Rewrite the lines beginning with the one containing "Enumerate the UI" and continuing through the one containing "- properties-tabs: 常规", substituting "separator" for "divider" and leaving everything else unchanged. Omit the pictures from your reproduction.

**RECORDS TO USE:**
□ □ □

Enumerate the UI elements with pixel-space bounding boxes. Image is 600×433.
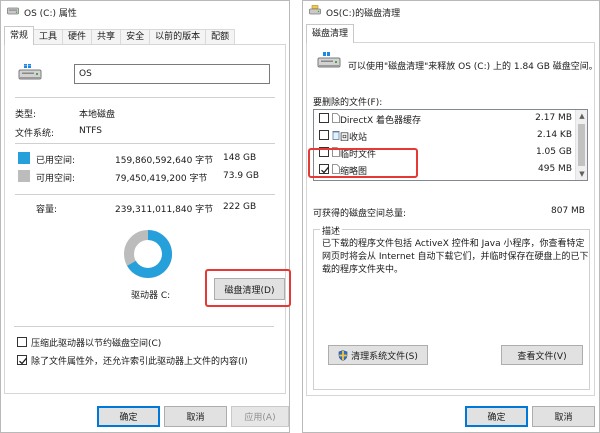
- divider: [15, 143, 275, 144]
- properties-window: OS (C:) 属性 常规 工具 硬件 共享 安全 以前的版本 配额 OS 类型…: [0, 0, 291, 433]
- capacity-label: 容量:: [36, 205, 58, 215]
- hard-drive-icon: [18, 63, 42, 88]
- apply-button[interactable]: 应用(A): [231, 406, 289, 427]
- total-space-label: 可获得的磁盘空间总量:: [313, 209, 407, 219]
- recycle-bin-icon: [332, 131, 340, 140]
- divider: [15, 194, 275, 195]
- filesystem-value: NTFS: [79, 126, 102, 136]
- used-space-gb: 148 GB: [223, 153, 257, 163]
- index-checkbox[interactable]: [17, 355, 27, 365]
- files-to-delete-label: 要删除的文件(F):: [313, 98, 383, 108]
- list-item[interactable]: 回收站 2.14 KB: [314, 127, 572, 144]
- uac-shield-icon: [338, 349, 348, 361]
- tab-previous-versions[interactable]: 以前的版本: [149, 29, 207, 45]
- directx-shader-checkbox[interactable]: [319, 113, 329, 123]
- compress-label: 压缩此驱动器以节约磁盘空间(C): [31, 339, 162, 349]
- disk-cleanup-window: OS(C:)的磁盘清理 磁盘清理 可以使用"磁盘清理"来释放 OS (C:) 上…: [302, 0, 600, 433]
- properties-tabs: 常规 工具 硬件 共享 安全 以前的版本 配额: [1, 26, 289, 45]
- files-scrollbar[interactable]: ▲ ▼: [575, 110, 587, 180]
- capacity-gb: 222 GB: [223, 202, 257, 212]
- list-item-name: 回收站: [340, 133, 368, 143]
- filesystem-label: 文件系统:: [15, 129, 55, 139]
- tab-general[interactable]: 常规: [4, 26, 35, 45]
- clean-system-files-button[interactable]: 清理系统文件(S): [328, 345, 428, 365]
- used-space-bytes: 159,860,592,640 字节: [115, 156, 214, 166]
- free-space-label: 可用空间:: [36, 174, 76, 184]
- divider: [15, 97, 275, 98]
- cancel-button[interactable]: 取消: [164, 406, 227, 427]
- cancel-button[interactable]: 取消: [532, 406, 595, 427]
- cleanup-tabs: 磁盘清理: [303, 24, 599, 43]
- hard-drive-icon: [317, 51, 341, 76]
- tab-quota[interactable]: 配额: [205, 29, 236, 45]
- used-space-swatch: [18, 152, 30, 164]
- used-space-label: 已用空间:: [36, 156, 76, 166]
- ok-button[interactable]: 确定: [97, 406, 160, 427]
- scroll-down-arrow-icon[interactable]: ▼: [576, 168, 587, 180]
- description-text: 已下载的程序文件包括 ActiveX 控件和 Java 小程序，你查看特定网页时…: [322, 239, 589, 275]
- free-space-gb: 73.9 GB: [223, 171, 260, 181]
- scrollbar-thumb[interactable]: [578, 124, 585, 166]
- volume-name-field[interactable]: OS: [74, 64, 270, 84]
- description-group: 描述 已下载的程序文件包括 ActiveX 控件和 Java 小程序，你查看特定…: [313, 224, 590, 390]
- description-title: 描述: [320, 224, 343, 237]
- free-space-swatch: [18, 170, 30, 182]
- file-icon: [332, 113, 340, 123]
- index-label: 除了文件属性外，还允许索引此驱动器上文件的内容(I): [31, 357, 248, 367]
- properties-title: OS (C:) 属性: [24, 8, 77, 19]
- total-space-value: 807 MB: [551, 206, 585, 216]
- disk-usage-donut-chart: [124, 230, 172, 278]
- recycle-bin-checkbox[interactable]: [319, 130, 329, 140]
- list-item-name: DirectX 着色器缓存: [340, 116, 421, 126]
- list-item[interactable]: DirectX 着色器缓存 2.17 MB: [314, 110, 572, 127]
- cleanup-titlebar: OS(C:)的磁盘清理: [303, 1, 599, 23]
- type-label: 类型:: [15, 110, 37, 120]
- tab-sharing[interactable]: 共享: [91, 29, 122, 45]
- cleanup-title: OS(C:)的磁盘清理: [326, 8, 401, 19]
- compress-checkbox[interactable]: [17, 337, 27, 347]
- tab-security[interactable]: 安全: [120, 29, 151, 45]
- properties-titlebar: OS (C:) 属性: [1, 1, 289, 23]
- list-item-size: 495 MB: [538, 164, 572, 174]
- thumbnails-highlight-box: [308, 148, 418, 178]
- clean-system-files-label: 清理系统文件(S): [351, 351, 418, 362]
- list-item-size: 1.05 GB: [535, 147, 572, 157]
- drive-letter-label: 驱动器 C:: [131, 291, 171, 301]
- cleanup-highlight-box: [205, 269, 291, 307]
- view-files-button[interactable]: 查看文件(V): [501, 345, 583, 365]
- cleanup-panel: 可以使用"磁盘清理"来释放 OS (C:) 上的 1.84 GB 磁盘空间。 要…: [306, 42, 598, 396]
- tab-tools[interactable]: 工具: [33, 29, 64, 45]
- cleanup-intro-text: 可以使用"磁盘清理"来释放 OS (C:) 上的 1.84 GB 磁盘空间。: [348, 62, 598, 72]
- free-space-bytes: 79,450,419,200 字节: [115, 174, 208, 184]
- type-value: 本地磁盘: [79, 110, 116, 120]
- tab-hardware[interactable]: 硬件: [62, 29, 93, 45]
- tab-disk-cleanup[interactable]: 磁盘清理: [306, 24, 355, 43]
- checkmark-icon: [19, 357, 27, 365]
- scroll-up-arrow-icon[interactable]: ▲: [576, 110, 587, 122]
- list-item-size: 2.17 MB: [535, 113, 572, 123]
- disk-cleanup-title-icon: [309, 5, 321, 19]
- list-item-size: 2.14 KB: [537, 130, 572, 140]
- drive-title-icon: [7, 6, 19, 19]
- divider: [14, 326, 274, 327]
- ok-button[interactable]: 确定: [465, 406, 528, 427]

□ □ □

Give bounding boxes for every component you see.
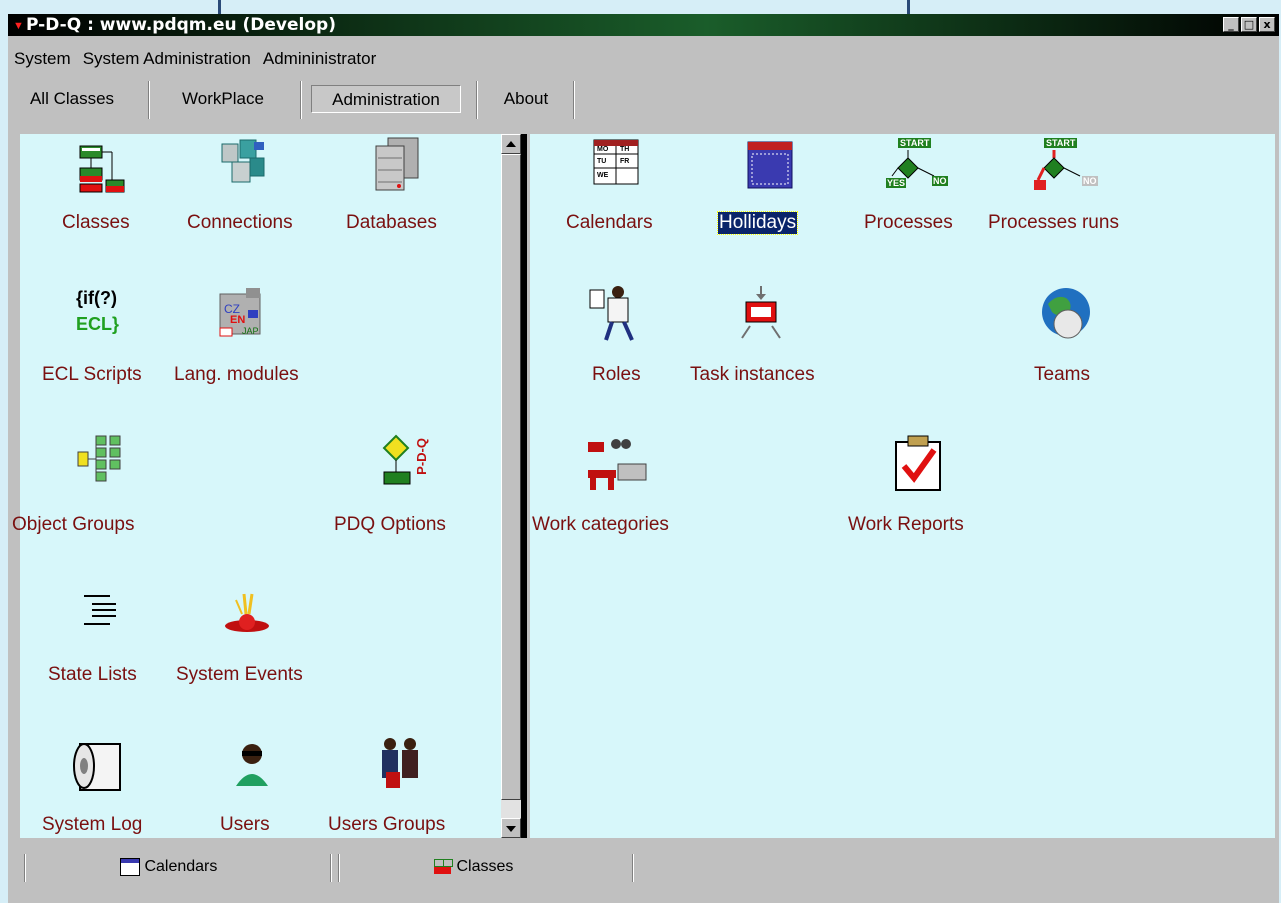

□ □ □

**FINISHED EXERCISE:**
Enumerate the UI elements with pixel-space bounding boxes. Image is 600×433.
- separator: [15, 143, 275, 144]
- properties-window: OS (C:) 属性 常规 工具 硬件 共享 安全 以前的版本 配额 OS 类型…: [0, 0, 291, 433]
- capacity-label: 容量:: [36, 205, 58, 215]
- hard-drive-icon: [18, 63, 42, 88]
- apply-button[interactable]: 应用(A): [231, 406, 289, 427]
- total-space-label: 可获得的磁盘空间总量:: [313, 209, 407, 219]
- recycle-bin-icon: [332, 131, 340, 140]
- separator: [15, 194, 275, 195]
- filesystem-value: NTFS: [79, 126, 102, 136]
- used-space-gb: 148 GB: [223, 153, 257, 163]
- index-checkbox[interactable]: [17, 355, 27, 365]
- files-to-delete-label: 要删除的文件(F):: [313, 98, 383, 108]
- list-item[interactable]: 回收站 2.14 KB: [314, 127, 572, 144]
- uac-shield-icon: [338, 349, 348, 361]
- tab-previous-versions[interactable]: 以前的版本: [149, 29, 207, 45]
- directx-shader-checkbox[interactable]: [319, 113, 329, 123]
- compress-label: 压缩此驱动器以节约磁盘空间(C): [31, 339, 162, 349]
- disk-cleanup-window: OS(C:)的磁盘清理 磁盘清理 可以使用"磁盘清理"来释放 OS (C:) 上…: [302, 0, 600, 433]
- properties-tabs: 常规 工具 硬件 共享 安全 以前的版本 配额: [1, 26, 289, 45]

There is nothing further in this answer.